The exercise: Output the material below in full, exactly as it is.

Exercise inputs:
= = = = =
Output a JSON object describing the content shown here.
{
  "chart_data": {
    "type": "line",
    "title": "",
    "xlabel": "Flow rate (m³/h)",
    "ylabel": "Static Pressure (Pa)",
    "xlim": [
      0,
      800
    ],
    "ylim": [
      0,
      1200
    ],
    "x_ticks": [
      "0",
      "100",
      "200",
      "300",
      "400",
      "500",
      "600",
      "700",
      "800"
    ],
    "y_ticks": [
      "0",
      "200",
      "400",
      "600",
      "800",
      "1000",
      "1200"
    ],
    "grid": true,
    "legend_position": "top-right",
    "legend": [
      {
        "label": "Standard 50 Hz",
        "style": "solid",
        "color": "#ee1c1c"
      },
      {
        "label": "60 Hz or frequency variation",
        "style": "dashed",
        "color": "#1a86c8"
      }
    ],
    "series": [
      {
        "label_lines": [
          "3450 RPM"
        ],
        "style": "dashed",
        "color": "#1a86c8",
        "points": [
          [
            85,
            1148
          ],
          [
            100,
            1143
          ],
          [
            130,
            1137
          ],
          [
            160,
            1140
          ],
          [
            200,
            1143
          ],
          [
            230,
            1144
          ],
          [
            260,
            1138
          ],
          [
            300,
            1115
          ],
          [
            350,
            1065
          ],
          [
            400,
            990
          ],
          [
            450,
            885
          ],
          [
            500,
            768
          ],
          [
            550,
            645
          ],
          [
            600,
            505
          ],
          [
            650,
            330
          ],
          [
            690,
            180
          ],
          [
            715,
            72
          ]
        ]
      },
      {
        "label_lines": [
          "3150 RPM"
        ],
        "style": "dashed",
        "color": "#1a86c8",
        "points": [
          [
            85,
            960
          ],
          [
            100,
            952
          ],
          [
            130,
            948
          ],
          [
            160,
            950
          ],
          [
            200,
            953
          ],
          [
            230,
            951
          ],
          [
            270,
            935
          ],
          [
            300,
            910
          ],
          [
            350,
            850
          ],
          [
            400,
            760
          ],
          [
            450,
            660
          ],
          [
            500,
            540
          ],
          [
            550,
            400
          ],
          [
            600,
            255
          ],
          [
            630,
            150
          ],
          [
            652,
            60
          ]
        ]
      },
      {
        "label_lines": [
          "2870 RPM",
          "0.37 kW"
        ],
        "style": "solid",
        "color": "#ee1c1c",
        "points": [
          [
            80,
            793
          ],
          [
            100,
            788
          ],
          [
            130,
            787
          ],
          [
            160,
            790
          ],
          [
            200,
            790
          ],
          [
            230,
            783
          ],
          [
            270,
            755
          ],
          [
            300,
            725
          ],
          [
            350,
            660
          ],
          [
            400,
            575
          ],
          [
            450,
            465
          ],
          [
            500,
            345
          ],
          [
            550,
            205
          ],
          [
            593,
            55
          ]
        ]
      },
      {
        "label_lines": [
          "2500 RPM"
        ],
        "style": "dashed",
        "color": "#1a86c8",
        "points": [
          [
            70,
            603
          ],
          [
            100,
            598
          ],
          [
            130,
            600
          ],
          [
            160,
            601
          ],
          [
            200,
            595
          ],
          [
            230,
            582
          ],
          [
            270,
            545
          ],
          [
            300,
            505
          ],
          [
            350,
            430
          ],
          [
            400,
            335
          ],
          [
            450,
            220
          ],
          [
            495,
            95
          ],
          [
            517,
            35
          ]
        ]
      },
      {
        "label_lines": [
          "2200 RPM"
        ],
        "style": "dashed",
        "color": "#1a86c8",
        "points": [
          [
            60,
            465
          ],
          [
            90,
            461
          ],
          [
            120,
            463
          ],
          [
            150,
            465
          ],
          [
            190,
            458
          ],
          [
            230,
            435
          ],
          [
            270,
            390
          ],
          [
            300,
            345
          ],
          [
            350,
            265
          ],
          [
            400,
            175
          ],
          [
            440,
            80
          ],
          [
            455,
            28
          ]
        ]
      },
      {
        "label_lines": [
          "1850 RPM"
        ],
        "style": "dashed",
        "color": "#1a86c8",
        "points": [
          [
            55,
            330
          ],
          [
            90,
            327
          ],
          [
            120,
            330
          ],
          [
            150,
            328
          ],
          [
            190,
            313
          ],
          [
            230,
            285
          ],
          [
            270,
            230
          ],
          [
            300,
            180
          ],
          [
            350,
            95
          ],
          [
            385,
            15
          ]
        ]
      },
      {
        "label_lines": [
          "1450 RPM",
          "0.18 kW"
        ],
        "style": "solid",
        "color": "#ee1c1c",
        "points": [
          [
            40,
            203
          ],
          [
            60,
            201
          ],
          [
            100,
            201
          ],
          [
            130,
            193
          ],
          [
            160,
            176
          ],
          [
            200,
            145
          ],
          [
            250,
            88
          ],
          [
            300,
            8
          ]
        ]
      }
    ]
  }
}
= = = = =
Solution for this task:
Output a JSON object describing the content shown here.
{
  "chart_data": {
    "type": "line",
    "title": "",
    "xlabel": "Flow rate (m³/h)",
    "ylabel": "Static Pressure (Pa)",
    "xlim": [
      0,
      800
    ],
    "ylim": [
      0,
      1200
    ],
    "x_ticks": [
      "0",
      "100",
      "200",
      "300",
      "400",
      "500",
      "600",
      "700",
      "800"
    ],
    "y_ticks": [
      "0",
      "200",
      "400",
      "600",
      "800",
      "1000",
      "1200"
    ],
    "grid": true,
    "legend_position": "top-right",
    "legend": [
      {
        "label": "Standard 50 Hz",
        "style": "solid",
        "color": "#ee1c1c"
      },
      {
        "label": "60 Hz or frequency variation",
        "style": "dashed",
        "color": "#1a86c8"
      }
    ],
    "series": [
      {
        "label_lines": [
          "3450 RPM"
        ],
        "style": "dashed",
        "color": "#1a86c8",
        "points": [
          [
            85,
            1148
          ],
          [
            100,
            1143
          ],
          [
            130,
            1137
          ],
          [
            160,
            1140
          ],
          [
            200,
            1143
          ],
          [
            230,
            1144
          ],
          [
            260,
            1138
          ],
          [
            300,
            1115
          ],
          [
            350,
            1065
          ],
          [
            400,
            990
          ],
          [
            450,
            885
          ],
          [
            500,
            768
          ],
          [
            550,
            645
          ],
          [
            600,
            505
          ],
          [
            650,
            330
          ],
          [
            690,
            180
          ],
          [
            715,
            72
          ]
        ]
      },
      {
        "label_lines": [
          "3150 RPM"
        ],
        "style": "dashed",
        "color": "#1a86c8",
        "points": [
          [
            85,
            960
          ],
          [
            100,
            952
          ],
          [
            130,
            948
          ],
          [
            160,
            950
          ],
          [
            200,
            953
          ],
          [
            230,
            951
          ],
          [
            270,
            935
          ],
          [
            300,
            910
          ],
          [
            350,
            850
          ],
          [
            400,
            760
          ],
          [
            450,
            660
          ],
          [
            500,
            540
          ],
          [
            550,
            400
          ],
          [
            600,
            255
          ],
          [
            630,
            150
          ],
          [
            652,
            60
          ]
        ]
      },
      {
        "label_lines": [
          "2870 RPM",
          "0.37 kW"
        ],
        "style": "solid",
        "color": "#ee1c1c",
        "points": [
          [
            80,
            793
          ],
          [
            100,
            788
          ],
          [
            130,
            787
          ],
          [
            160,
            790
          ],
          [
            200,
            790
          ],
          [
            230,
            783
          ],
          [
            270,
            755
          ],
          [
            300,
            725
          ],
          [
            350,
            660
          ],
          [
            400,
            575
          ],
          [
            450,
            465
          ],
          [
            500,
            345
          ],
          [
            550,
            205
          ],
          [
            593,
            55
          ]
        ]
      },
      {
        "label_lines": [
          "2500 RPM"
        ],
        "style": "dashed",
        "color": "#1a86c8",
        "points": [
          [
            70,
            603
          ],
          [
            100,
            598
          ],
          [
            130,
            600
          ],
          [
            160,
            601
          ],
          [
            200,
            595
          ],
          [
            230,
            582
          ],
          [
            270,
            545
          ],
          [
            300,
            505
          ],
          [
            350,
            430
          ],
          [
            400,
            335
          ],
          [
            450,
            220
          ],
          [
            495,
            95
          ],
          [
            517,
            35
          ]
        ]
      },
      {
        "label_lines": [
          "2200 RPM"
        ],
        "style": "dashed",
        "color": "#1a86c8",
        "points": [
          [
            60,
            465
          ],
          [
            90,
            461
          ],
          [
            120,
            463
          ],
          [
            150,
            465
          ],
          [
            190,
            458
          ],
          [
            230,
            435
          ],
          [
            270,
            390
          ],
          [
            300,
            345
          ],
          [
            350,
            265
          ],
          [
            400,
            175
          ],
          [
            440,
            80
          ],
          [
            455,
            28
          ]
        ]
      },
      {
        "label_lines": [
          "1850 RPM"
        ],
        "style": "dashed",
        "color": "#1a86c8",
        "points": [
          [
            55,
            330
          ],
          [
            90,
            327
          ],
          [
            120,
            330
          ],
          [
            150,
            328
          ],
          [
            190,
            313
          ],
          [
            230,
            285
          ],
          [
            270,
            230
          ],
          [
            300,
            180
          ],
          [
            350,
            95
          ],
          [
            385,
            15
          ]
        ]
      },
      {
        "label_lines": [
          "1450 RPM",
          "0.18 kW"
        ],
        "style": "solid",
        "color": "#ee1c1c",
        "points": [
          [
            40,
            203
          ],
          [
            60,
            201
          ],
          [
            100,
            201
          ],
          [
            130,
            193
          ],
          [
            160,
            176
          ],
          [
            200,
            145
          ],
          [
            250,
            88
          ],
          [
            300,
            8
          ]
        ]
      }
    ]
  }
}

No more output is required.